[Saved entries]
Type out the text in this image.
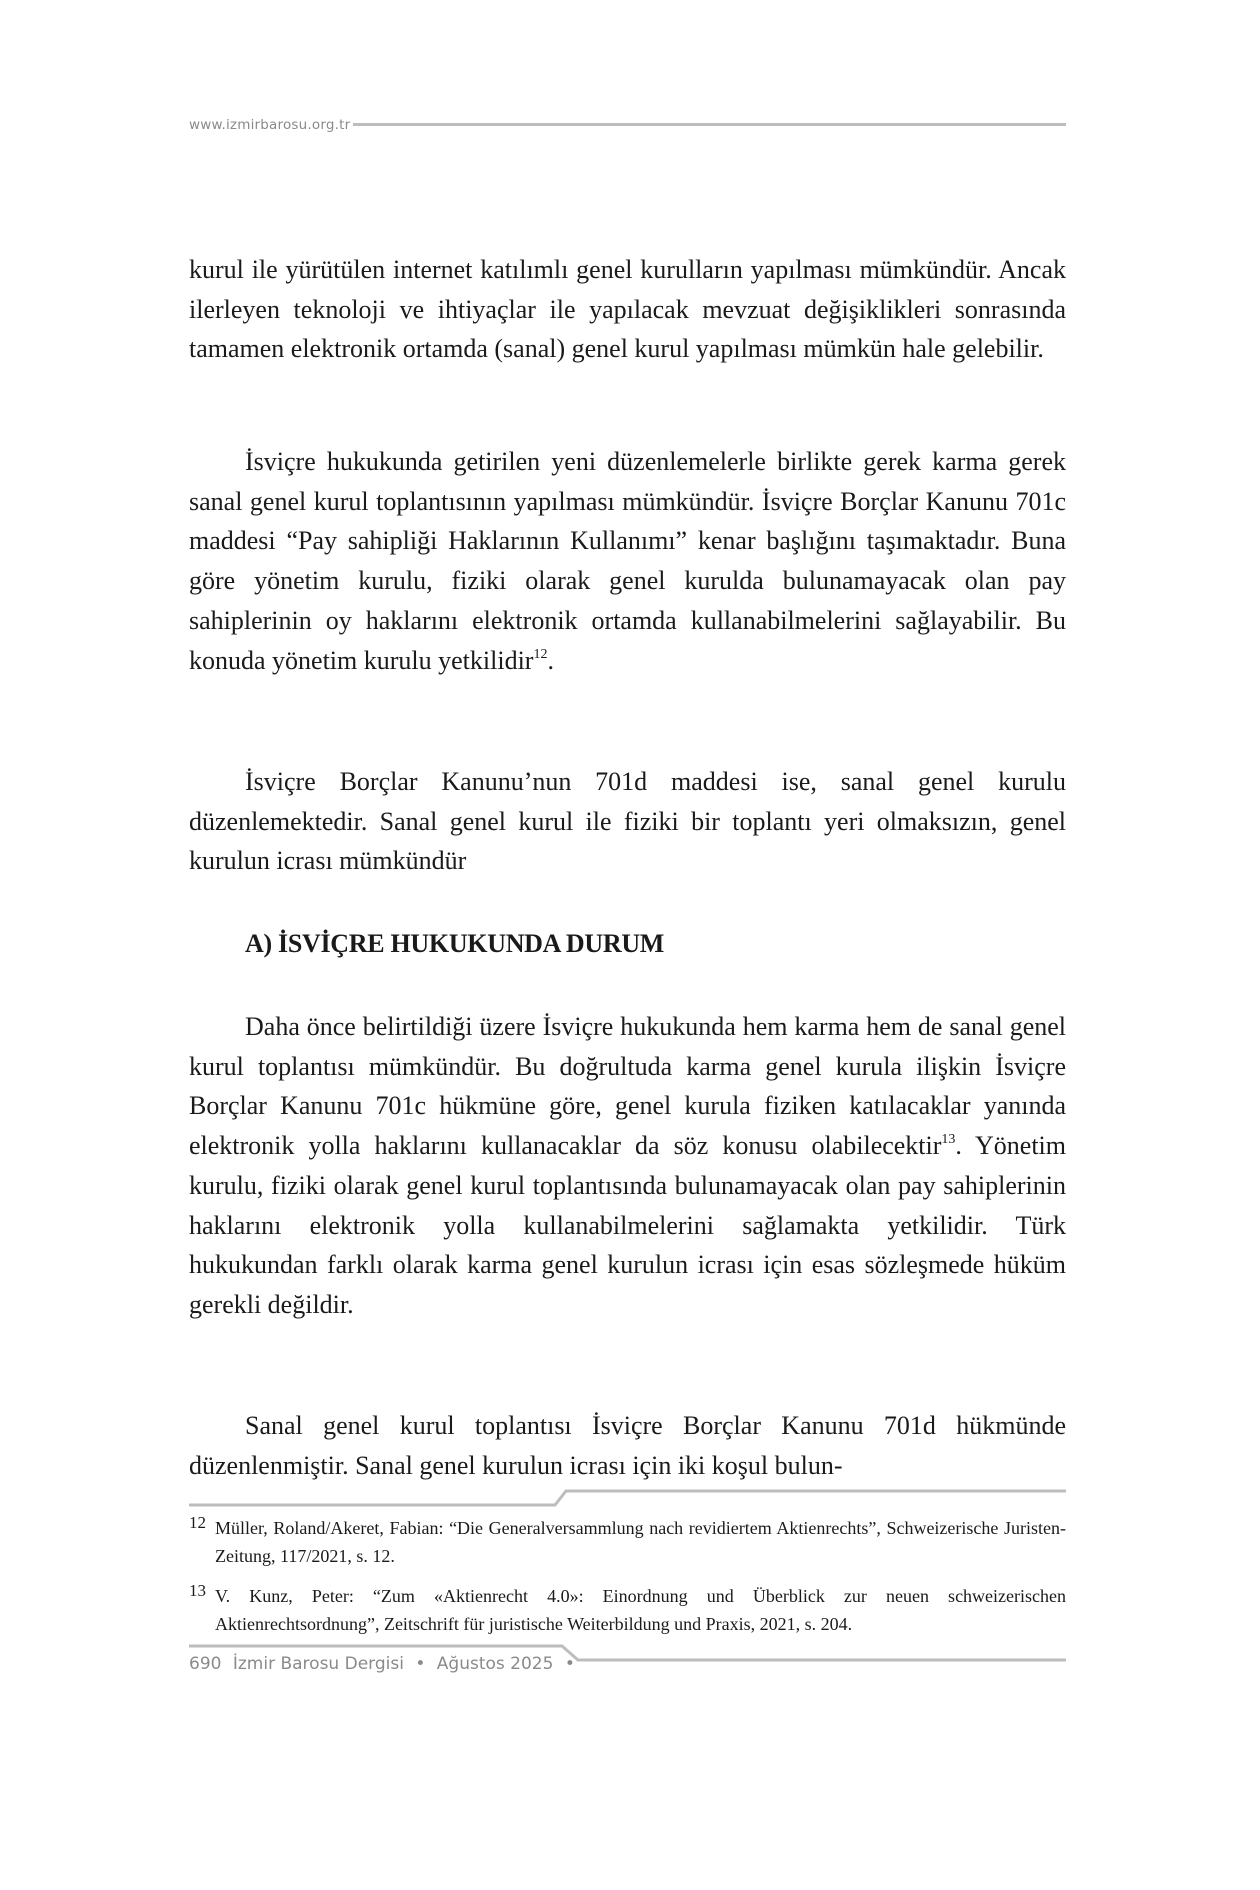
www.izmirbarosu.org.tr

kurul ile yürütülen internet katılımlı genel kurulların yapılması mümkündür. Ancak ilerleyen teknoloji ve ihtiyaçlar ile yapılacak mevzuat değişiklikleri sonrasında tamamen elektronik ortamda (sanal) genel kurul yapılması mümkün hale gelebilir.

İsviçre hukukunda getirilen yeni düzenlemelerle birlikte gerek karma gerek sanal genel kurul toplantısının yapılması mümkündür. İsviçre Borçlar Kanunu 701c maddesi “Pay sahipliği Haklarının Kullanımı” kenar başlığını taşımaktadır. Buna göre yönetim kurulu, fiziki olarak genel kurulda bulunamayacak olan pay sahiplerinin oy haklarını elektronik ortamda kullanabilmelerini sağlayabilir. Bu konuda yönetim kurulu yetkilidir$^{12}$.

İsviçre Borçlar Kanunu’nun 701d maddesi ise, sanal genel kurulu düzenlemektedir. Sanal genel kurul ile fiziki bir toplantı yeri olmaksızın, genel kurulun icrası mümkündür

A) İSVİÇRE HUKUKUNDA DURUM

Daha önce belirtildiği üzere İsviçre hukukunda hem karma hem de sanal genel kurul toplantısı mümkündür. Bu doğrultuda karma genel kurula ilişkin İsviçre Borçlar Kanunu 701c hükmüne göre, genel kurula fiziken katılacaklar yanında elektronik yolla haklarını kullanacaklar da söz konusu olabilecektir$^{13}$. Yönetim kurulu, fiziki olarak genel kurul toplantısında bulunamayacak olan pay sahiplerinin haklarını elektronik yolla kullanabilmelerini sağlamakta yetkilidir. Türk hukukundan farklı olarak karma genel kurulun icrası için esas sözleşmede hüküm gerekli değildir.

Sanal genel kurul toplantısı İsviçre Borçlar Kanunu 701d hükmünde düzenlenmiştir. Sanal genel kurulun icrası için iki koşul bulun-

12 Müller, Roland/Akeret, Fabian: “Die Generalversammlung nach revidiertem Aktienrechts”, Schweizerische Juristen-Zeitung, 117/2021, s. 12.

13 V. Kunz, Peter: “Zum «Aktienrecht 4.0»: Einordnung und Überblick zur neuen schweizerischen Aktienrechtsordnung”, Zeitschrift für juristische Weiterbildung und Praxis, 2021, s. 204.

690 İzmir Barosu Dergisi • Ağustos 2025 •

:: WHAT TO PRODUCE ::
Show all lines in the entries above where the string "kullanabilmelerini" appears.

:: ANSWER FOR THE TASK ::
İsviçre hukukunda getirilen yeni düzenlemelerle birlikte gerek karma gerek sanal genel kurul toplantısının yapılması mümkündür. İsviçre Borçlar Kanunu 701c maddesi “Pay sahipliği Haklarının Kullanımı” kenar başlığını taşımaktadır. Buna göre yönetim kurulu, fiziki olarak genel kurulda bulunamayacak olan pay sahiplerinin oy haklarını elektronik ortamda kullanabilmelerini sağlayabilir. Bu konuda yönetim kurulu yetkilidir$^{12}$.
Daha önce belirtildiği üzere İsviçre hukukunda hem karma hem de sanal genel kurul toplantısı mümkündür. Bu doğrultuda karma genel kurula ilişkin İsviçre Borçlar Kanunu 701c hükmüne göre, genel kurula fiziken katılacaklar yanında elektronik yolla haklarını kullanacaklar da söz konusu olabilecektir$^{13}$. Yönetim kurulu, fiziki olarak genel kurul toplantısında bulunamayacak olan pay sahiplerinin haklarını elektronik yolla kullanabilmelerini sağlamakta yetkilidir. Türk hukukundan farklı olarak karma genel kurulun icrası için esas sözleşmede hüküm gerekli değildir.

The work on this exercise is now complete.